## BRIEF
Collect all the lines that mention the word "Procedures".

Collected data:

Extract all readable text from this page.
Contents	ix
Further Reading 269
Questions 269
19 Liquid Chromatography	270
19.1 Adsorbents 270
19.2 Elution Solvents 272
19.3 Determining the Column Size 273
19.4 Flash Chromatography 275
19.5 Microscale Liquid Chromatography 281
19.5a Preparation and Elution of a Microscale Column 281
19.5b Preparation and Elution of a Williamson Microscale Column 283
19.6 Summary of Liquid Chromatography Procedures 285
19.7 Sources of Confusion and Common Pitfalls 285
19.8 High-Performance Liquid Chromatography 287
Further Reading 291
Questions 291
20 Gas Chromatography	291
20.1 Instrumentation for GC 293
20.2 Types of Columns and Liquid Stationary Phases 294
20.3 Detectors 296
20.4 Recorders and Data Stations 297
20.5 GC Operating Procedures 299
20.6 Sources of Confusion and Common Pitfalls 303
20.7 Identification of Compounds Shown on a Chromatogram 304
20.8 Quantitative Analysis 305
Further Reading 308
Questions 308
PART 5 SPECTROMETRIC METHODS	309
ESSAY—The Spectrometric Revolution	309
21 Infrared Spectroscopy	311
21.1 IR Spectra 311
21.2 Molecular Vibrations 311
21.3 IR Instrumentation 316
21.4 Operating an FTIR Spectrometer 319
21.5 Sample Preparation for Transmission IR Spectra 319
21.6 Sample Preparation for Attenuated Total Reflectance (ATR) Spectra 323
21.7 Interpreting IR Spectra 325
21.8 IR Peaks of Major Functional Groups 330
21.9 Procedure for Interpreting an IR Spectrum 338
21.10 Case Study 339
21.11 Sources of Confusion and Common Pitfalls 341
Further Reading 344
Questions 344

## THE COMPLETED TASK
19.6 Summary of Liquid Chromatography Procedures 285
20.5 GC Operating Procedures 299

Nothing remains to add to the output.